>>
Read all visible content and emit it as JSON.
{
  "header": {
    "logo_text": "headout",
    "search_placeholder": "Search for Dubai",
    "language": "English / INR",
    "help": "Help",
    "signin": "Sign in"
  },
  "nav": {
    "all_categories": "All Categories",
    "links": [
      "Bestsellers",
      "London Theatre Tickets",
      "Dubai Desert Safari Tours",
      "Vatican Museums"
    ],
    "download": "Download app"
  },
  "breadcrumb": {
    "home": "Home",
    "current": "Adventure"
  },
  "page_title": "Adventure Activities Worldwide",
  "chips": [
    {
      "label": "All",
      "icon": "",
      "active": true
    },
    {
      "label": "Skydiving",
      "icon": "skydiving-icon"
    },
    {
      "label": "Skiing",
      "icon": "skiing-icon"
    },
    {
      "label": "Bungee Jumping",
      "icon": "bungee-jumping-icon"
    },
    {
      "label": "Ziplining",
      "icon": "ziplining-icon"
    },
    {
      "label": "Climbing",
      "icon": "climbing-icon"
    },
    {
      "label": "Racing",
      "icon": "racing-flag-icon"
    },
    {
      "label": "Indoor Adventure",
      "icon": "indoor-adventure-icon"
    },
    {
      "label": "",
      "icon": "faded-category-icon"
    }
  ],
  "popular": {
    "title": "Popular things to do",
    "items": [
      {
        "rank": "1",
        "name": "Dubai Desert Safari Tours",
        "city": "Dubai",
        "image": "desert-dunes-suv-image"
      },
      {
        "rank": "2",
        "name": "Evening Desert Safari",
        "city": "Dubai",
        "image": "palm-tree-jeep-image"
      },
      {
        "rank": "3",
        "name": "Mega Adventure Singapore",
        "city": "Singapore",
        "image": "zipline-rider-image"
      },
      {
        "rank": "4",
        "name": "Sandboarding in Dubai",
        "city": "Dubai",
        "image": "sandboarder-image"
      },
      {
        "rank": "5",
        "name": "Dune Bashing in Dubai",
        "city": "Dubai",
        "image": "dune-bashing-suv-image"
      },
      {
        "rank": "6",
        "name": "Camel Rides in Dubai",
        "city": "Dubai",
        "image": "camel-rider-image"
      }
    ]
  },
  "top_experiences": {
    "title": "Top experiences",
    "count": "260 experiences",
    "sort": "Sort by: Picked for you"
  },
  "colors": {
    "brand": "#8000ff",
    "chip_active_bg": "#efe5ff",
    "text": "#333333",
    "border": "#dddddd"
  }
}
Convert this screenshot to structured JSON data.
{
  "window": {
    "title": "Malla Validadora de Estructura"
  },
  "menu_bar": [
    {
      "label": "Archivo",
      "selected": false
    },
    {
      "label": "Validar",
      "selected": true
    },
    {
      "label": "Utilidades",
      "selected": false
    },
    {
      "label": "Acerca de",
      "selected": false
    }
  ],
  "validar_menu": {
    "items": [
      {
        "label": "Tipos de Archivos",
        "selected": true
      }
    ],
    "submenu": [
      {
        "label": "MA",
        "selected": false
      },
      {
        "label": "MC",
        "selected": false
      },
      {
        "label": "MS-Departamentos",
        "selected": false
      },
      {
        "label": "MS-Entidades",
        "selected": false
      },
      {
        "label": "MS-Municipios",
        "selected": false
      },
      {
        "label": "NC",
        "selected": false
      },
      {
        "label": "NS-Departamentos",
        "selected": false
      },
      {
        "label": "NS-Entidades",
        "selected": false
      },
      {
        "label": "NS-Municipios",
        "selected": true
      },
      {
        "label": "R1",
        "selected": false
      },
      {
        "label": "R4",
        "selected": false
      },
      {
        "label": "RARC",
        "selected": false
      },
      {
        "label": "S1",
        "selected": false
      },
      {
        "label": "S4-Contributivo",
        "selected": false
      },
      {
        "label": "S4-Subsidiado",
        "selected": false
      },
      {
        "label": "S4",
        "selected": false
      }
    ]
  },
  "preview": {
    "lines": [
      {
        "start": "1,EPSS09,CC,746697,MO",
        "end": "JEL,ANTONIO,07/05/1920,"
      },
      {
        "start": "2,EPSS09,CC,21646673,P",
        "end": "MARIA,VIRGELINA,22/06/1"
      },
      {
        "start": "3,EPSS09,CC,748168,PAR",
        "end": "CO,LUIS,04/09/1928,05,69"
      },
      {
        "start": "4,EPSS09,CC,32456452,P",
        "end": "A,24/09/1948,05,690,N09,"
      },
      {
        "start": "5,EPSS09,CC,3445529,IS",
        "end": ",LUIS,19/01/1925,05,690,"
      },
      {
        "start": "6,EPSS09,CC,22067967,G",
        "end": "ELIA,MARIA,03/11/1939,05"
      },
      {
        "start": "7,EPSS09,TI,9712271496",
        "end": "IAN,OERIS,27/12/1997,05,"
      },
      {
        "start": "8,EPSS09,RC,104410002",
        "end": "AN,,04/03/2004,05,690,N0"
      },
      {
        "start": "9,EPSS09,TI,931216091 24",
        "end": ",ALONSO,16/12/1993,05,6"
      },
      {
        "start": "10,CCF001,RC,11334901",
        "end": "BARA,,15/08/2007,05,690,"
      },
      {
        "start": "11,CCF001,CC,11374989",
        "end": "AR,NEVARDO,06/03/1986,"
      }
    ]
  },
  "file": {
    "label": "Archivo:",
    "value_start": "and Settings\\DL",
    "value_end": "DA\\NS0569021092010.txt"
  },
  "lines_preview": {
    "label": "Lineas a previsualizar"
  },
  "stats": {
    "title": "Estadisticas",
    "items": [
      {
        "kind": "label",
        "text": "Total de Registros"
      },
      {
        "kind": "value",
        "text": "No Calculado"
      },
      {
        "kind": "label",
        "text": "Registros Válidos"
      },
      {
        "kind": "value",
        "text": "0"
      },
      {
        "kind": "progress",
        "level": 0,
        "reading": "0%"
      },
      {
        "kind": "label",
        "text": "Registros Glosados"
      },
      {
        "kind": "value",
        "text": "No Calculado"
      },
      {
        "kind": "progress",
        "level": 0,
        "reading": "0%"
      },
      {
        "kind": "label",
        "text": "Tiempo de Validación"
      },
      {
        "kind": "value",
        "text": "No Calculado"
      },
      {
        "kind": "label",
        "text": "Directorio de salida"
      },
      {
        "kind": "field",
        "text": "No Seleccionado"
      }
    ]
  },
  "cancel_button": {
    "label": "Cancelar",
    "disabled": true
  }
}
<<
**Task requirements:**
Using the data above, output each line exactly.

**Task answer:**
Read all visible content and emit it as JSON.
{
  "header": {
    "logo_text": "headout",
    "search_placeholder": "Search for Dubai",
    "language": "English / INR",
    "help": "Help",
    "signin": "Sign in"
  },
  "nav": {
    "all_categories": "All Categories",
    "links": [
      "Bestsellers",
      "London Theatre Tickets",
      "Dubai Desert Safari Tours",
      "Vatican Museums"
    ],
    "download": "Download app"
  },
  "breadcrumb": {
    "home": "Home",
    "current": "Adventure"
  },
  "page_title": "Adventure Activities Worldwide",
  "chips": [
    {
      "label": "All",
      "icon": "",
      "active": true
    },
    {
      "label": "Skydiving",
      "icon": "skydiving-icon"
    },
    {
      "label": "Skiing",
      "icon": "skiing-icon"
    },
    {
      "label": "Bungee Jumping",
      "icon": "bungee-jumping-icon"
    },
    {
      "label": "Ziplining",
      "icon": "ziplining-icon"
    },
    {
      "label": "Climbing",
      "icon": "climbing-icon"
    },
    {
      "label": "Racing",
      "icon": "racing-flag-icon"
    },
    {
      "label": "Indoor Adventure",
      "icon": "indoor-adventure-icon"
    },
    {
      "label": "",
      "icon": "faded-category-icon"
    }
  ],
  "popular": {
    "title": "Popular things to do",
    "items": [
      {
        "rank": "1",
        "name": "Dubai Desert Safari Tours",
        "city": "Dubai",
        "image": "desert-dunes-suv-image"
      },
      {
        "rank": "2",
        "name": "Evening Desert Safari",
        "city": "Dubai",
        "image": "palm-tree-jeep-image"
      },
      {
        "rank": "3",
        "name": "Mega Adventure Singapore",
        "city": "Singapore",
        "image": "zipline-rider-image"
      },
      {
        "rank": "4",
        "name": "Sandboarding in Dubai",
        "city": "Dubai",
        "image": "sandboarder-image"
      },
      {
        "rank": "5",
        "name": "Dune Bashing in Dubai",
        "city": "Dubai",
        "image": "dune-bashing-suv-image"
      },
      {
        "rank": "6",
        "name": "Camel Rides in Dubai",
        "city": "Dubai",
        "image": "camel-rider-image"
      }
    ]
  },
  "top_experiences": {
    "title": "Top experiences",
    "count": "260 experiences",
    "sort": "Sort by: Picked for you"
  },
  "colors": {
    "brand": "#8000ff",
    "chip_active_bg": "#efe5ff",
    "text": "#333333",
    "border": "#dddddd"
  }
}
Convert this screenshot to structured JSON data.
{
  "window": {
    "title": "Malla Validadora de Estructura"
  },
  "menu_bar": [
    {
      "label": "Archivo",
      "selected": false
    },
    {
      "label": "Validar",
      "selected": true
    },
    {
      "label": "Utilidades",
      "selected": false
    },
    {
      "label": "Acerca de",
      "selected": false
    }
  ],
  "validar_menu": {
    "items": [
      {
        "label": "Tipos de Archivos",
        "selected": true
      }
    ],
    "submenu": [
      {
        "label": "MA",
        "selected": false
      },
      {
        "label": "MC",
        "selected": false
      },
      {
        "label": "MS-Departamentos",
        "selected": false
      },
      {
        "label": "MS-Entidades",
        "selected": false
      },
      {
        "label": "MS-Municipios",
        "selected": false
      },
      {
        "label": "NC",
        "selected": false
      },
      {
        "label": "NS-Departamentos",
        "selected": false
      },
      {
        "label": "NS-Entidades",
        "selected": false
      },
      {
        "label": "NS-Municipios",
        "selected": true
      },
      {
        "label": "R1",
        "selected": false
      },
      {
        "label": "R4",
        "selected": false
      },
      {
        "label": "RARC",
        "selected": false
      },
      {
        "label": "S1",
        "selected": false
      },
      {
        "label": "S4-Contributivo",
        "selected": false
      },
      {
        "label": "S4-Subsidiado",
        "selected": false
      },
      {
        "label": "S4",
        "selected": false
      }
    ]
  },
  "preview": {
    "lines": [
      {
        "start": "1,EPSS09,CC,746697,MO",
        "end": "JEL,ANTONIO,07/05/1920,"
      },
      {
        "start": "2,EPSS09,CC,21646673,P",
        "end": "MARIA,VIRGELINA,22/06/1"
      },
      {
        "start": "3,EPSS09,CC,748168,PAR",
        "end": "CO,LUIS,04/09/1928,05,69"
      },
      {
        "start": "4,EPSS09,CC,32456452,P",
        "end": "A,24/09/1948,05,690,N09,"
      },
      {
        "start": "5,EPSS09,CC,3445529,IS",
        "end": ",LUIS,19/01/1925,05,690,"
      },
      {
        "start": "6,EPSS09,CC,22067967,G",
        "end": "ELIA,MARIA,03/11/1939,05"
      },
      {
        "start": "7,EPSS09,TI,9712271496",
        "end": "IAN,OERIS,27/12/1997,05,"
      },
      {
        "start": "8,EPSS09,RC,104410002",
        "end": "AN,,04/03/2004,05,690,N0"
      },
      {
        "start": "9,EPSS09,TI,931216091 24",
        "end": ",ALONSO,16/12/1993,05,6"
      },
      {
        "start": "10,CCF001,RC,11334901",
        "end": "BARA,,15/08/2007,05,690,"
      },
      {
        "start": "11,CCF001,CC,11374989",
        "end": "AR,NEVARDO,06/03/1986,"
      }
    ]
  },
  "file": {
    "label": "Archivo:",
    "value_start": "and Settings\\DL",
    "value_end": "DA\\NS0569021092010.txt"
  },
  "lines_preview": {
    "label": "Lineas a previsualizar"
  },
  "stats": {
    "title": "Estadisticas",
    "items": [
      {
        "kind": "label",
        "text": "Total de Registros"
      },
      {
        "kind": "value",
        "text": "No Calculado"
      },
      {
        "kind": "label",
        "text": "Registros Válidos"
      },
      {
        "kind": "value",
        "text": "0"
      },
      {
        "kind": "progress",
        "level": 0,
        "reading": "0%"
      },
      {
        "kind": "label",
        "text": "Registros Glosados"
      },
      {
        "kind": "value",
        "text": "No Calculado"
      },
      {
        "kind": "progress",
        "level": 0,
        "reading": "0%"
      },
      {
        "kind": "label",
        "text": "Tiempo de Validación"
      },
      {
        "kind": "value",
        "text": "No Calculado"
      },
      {
        "kind": "label",
        "text": "Directorio de salida"
      },
      {
        "kind": "field",
        "text": "No Seleccionado"
      }
    ]
  },
  "cancel_button": {
    "label": "Cancelar",
    "disabled": true
  }
}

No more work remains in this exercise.